Saved entries
==========

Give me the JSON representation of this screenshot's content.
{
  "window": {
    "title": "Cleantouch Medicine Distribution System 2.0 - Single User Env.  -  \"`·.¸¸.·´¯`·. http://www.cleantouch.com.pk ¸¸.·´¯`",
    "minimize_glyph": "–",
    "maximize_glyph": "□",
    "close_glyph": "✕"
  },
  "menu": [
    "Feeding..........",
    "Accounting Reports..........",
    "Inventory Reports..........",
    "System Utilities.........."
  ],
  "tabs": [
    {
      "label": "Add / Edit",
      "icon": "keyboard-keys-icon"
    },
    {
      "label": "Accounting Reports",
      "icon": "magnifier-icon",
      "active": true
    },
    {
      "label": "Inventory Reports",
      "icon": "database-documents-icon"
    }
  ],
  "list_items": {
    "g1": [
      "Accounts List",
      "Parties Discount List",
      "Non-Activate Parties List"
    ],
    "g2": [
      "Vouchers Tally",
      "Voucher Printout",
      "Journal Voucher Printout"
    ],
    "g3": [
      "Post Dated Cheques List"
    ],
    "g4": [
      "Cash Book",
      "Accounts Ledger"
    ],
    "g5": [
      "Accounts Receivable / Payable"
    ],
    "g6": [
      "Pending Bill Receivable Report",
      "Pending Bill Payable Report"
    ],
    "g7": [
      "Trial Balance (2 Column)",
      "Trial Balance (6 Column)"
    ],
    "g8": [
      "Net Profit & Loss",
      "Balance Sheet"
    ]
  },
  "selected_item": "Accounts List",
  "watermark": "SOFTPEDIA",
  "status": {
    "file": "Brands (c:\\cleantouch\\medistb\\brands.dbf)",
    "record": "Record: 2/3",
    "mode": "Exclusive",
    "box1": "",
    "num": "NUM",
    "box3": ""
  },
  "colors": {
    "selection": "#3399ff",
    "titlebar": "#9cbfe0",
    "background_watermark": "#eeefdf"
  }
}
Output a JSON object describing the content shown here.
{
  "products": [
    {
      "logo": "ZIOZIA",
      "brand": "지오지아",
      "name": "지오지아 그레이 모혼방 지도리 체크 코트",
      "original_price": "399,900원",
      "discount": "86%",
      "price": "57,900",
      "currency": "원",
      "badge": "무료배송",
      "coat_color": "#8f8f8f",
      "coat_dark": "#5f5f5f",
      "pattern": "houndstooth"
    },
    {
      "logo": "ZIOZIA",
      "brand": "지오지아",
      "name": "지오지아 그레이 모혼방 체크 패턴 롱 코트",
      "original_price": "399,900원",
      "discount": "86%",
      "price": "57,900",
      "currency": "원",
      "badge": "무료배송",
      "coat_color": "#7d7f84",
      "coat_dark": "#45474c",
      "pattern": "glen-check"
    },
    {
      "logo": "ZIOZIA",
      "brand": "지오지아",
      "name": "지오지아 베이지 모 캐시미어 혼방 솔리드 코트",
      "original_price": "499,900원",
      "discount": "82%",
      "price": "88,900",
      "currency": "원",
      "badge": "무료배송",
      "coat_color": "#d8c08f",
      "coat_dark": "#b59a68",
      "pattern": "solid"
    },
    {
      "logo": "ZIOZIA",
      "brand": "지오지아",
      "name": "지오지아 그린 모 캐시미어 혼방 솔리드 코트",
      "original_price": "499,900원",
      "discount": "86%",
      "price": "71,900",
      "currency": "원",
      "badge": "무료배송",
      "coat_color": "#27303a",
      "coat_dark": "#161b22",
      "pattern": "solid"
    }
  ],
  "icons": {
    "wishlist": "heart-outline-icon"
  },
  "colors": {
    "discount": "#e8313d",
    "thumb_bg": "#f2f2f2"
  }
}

==========

Gather from the records above every line containing the string "JSON".

Give me the JSON representation of this screenshot's content.
Output a JSON object describing the content shown here.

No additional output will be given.